> **INPUT MATERIAL**:
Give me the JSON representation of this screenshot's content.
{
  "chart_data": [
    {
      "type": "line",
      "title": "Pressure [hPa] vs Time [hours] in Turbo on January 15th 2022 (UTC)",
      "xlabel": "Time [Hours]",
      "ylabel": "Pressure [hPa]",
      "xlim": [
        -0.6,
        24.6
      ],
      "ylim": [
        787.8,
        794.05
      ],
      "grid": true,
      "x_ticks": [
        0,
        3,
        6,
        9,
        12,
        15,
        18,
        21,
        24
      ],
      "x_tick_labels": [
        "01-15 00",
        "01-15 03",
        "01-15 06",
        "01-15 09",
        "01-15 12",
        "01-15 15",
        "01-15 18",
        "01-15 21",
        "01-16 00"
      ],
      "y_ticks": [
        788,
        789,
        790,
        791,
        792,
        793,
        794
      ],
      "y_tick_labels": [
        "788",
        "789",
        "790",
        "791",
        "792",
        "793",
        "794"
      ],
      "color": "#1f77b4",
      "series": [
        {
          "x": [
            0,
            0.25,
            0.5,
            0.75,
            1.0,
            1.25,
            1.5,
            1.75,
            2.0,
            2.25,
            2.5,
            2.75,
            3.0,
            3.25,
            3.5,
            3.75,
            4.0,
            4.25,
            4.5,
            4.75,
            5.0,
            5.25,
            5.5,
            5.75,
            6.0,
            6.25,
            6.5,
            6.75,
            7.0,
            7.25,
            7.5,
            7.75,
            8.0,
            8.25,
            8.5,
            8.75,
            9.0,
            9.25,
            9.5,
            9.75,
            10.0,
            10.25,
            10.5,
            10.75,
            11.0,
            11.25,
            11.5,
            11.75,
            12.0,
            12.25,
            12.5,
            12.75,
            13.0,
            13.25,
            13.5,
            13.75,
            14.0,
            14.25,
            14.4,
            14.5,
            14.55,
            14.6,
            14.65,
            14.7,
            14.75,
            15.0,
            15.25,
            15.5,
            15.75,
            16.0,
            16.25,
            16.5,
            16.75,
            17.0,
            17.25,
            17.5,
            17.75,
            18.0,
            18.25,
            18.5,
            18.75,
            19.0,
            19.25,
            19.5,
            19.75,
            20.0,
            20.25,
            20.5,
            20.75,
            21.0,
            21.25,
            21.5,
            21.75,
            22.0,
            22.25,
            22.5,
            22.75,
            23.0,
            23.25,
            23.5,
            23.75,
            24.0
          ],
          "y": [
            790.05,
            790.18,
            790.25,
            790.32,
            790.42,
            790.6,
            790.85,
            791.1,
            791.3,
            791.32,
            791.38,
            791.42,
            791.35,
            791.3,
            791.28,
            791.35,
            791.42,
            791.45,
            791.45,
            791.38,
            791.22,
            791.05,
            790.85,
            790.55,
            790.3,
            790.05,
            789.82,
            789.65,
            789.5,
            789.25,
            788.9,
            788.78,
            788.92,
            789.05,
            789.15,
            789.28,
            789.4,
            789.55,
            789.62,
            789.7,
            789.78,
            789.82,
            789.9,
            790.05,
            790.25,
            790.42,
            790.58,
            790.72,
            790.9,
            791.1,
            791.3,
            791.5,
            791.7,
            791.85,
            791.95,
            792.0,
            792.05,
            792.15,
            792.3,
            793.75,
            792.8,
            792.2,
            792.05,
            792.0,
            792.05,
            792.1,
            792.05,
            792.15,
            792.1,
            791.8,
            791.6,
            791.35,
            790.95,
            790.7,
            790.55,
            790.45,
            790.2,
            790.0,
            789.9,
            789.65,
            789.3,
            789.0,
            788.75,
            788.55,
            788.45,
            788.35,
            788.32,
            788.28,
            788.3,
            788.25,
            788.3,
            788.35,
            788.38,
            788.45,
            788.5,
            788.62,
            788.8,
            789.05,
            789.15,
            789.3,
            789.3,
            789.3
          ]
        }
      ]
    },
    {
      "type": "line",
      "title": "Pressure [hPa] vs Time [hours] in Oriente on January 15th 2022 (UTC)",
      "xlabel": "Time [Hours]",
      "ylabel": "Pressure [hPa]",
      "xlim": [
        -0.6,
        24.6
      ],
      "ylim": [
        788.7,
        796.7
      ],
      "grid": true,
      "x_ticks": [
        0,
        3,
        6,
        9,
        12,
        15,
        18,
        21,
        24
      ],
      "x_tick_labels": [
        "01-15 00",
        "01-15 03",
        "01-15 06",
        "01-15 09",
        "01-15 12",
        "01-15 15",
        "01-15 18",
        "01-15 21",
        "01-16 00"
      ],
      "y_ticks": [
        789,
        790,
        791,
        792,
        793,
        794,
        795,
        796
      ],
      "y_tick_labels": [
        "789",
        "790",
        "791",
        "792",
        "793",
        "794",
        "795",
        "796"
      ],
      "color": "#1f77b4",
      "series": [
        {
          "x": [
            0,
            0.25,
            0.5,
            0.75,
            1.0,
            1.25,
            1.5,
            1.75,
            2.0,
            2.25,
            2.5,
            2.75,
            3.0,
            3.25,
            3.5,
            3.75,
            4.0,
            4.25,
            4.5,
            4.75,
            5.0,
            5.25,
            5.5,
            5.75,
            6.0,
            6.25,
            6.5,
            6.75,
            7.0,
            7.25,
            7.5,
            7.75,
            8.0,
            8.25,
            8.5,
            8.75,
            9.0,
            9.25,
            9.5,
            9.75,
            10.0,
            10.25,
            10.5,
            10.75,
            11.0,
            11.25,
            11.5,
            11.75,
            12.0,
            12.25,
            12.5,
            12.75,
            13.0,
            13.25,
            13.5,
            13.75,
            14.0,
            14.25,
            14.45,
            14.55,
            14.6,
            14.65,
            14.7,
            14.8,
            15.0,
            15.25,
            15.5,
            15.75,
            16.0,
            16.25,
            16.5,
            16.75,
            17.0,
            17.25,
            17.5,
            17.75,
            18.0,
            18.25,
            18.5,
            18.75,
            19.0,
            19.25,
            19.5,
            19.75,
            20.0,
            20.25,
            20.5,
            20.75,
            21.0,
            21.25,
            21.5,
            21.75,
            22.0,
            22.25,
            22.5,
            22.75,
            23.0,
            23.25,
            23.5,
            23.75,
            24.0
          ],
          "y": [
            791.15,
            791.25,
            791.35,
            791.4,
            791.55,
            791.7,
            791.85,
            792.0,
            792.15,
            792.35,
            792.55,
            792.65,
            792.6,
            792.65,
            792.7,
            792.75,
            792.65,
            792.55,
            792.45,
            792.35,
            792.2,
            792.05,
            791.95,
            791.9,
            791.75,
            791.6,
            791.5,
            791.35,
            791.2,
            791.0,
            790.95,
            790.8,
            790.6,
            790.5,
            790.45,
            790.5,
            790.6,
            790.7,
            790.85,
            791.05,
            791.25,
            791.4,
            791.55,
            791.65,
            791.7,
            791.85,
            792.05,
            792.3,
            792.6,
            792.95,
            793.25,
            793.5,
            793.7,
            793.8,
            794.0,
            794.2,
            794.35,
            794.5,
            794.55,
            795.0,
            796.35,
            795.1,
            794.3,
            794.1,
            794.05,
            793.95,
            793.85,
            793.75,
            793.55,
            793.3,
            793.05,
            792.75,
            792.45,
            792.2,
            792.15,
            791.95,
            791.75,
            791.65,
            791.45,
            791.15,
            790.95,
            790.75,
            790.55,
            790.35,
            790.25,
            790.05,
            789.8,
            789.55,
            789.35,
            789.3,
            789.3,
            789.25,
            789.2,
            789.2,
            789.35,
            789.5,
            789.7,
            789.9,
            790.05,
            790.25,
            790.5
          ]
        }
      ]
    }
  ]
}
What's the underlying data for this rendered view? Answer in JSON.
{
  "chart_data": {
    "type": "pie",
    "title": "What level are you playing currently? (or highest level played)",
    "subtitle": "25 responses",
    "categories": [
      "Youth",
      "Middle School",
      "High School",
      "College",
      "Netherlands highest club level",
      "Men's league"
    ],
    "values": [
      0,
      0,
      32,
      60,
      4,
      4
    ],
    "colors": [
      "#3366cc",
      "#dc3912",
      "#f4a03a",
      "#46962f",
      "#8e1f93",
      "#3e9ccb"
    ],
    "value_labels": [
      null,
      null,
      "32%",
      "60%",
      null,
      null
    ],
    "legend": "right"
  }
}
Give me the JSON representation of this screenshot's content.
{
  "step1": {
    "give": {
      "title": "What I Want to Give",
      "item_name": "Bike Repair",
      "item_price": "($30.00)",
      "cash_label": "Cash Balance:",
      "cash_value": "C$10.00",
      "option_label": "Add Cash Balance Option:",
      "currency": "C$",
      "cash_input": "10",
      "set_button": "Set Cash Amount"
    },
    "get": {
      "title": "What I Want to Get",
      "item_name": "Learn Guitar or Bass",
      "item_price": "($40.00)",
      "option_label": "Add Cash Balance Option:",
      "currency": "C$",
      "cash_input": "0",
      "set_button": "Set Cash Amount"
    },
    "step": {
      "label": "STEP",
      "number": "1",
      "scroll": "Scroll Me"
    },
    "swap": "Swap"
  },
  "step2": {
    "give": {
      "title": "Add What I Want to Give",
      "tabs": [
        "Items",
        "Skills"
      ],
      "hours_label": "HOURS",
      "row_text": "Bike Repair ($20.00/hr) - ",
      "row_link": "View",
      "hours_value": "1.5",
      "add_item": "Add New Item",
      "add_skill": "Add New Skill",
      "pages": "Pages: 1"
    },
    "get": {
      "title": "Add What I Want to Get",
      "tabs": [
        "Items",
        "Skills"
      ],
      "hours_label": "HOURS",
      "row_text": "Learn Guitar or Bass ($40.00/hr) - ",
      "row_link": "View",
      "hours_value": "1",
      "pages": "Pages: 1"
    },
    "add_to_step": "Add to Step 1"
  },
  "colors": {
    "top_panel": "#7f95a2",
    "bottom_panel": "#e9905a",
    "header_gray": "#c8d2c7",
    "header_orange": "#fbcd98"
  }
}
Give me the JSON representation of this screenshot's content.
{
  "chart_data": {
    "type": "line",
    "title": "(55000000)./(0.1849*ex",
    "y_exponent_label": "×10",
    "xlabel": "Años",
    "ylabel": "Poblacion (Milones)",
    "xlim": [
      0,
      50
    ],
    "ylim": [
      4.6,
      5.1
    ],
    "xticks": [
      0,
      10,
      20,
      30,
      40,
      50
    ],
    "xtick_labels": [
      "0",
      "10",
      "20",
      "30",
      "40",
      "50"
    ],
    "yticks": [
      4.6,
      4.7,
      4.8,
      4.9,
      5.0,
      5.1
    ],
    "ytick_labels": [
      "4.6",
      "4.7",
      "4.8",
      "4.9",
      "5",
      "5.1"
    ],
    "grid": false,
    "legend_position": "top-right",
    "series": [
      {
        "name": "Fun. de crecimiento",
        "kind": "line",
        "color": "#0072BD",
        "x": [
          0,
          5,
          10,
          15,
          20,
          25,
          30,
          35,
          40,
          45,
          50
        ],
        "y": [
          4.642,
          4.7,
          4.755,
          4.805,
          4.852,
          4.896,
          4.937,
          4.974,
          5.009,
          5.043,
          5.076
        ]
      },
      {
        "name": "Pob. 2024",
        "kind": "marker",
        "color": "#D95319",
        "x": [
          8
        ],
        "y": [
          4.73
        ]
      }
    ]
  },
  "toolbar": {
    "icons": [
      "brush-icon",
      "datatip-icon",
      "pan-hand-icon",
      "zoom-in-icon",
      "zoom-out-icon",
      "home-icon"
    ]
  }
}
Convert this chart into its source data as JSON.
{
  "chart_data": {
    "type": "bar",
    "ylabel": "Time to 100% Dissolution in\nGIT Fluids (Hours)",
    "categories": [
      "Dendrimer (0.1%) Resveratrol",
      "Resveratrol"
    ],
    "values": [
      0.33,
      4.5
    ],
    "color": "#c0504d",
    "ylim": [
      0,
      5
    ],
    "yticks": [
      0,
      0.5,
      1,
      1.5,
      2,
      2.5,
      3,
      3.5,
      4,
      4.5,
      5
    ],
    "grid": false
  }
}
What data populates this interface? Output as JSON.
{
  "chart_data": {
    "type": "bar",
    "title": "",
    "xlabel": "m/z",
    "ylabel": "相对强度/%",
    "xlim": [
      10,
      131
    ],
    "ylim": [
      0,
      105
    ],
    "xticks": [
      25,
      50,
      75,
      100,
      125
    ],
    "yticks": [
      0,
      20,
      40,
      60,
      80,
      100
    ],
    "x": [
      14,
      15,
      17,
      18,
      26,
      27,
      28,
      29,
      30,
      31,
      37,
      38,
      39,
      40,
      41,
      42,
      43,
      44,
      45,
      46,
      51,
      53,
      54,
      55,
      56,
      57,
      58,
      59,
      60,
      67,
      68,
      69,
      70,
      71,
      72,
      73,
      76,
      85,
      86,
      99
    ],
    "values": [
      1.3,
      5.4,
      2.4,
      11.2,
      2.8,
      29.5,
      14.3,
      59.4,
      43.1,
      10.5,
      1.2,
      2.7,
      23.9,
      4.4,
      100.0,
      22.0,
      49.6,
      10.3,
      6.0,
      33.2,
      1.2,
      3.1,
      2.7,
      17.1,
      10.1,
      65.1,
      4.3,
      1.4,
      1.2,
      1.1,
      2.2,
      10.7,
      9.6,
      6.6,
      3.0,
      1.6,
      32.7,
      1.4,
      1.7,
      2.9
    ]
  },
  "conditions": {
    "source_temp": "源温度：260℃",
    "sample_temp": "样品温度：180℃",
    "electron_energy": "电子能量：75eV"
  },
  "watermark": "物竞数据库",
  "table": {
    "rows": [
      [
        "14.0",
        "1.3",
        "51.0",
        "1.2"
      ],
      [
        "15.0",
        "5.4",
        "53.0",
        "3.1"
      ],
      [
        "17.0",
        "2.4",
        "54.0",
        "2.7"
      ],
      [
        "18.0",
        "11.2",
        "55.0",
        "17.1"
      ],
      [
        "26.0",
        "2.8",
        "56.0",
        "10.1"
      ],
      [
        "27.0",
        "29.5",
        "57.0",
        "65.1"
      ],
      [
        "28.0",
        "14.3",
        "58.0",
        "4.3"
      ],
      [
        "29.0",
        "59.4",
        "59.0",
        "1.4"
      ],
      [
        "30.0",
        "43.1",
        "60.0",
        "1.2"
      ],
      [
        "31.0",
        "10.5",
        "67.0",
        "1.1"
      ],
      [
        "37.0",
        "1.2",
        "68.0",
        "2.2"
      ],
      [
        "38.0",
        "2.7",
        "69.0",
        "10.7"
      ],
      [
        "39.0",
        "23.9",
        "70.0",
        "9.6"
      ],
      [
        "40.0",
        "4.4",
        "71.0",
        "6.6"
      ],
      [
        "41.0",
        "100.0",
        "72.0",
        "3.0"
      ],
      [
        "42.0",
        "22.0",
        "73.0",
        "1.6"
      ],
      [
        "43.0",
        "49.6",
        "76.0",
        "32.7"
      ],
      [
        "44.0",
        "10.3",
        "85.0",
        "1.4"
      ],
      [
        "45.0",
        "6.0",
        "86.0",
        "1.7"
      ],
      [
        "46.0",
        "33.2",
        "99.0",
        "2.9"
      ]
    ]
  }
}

> **THE PROBLEM**:
From the data above, copy out every line with the string "January" in it.

> **WORKED SOLUTION**:
      "title": "Pressure [hPa] vs Time [hours] in Turbo on January 15th 2022 (UTC)",
      "title": "Pressure [hPa] vs Time [hours] in Oriente on January 15th 2022 (UTC)",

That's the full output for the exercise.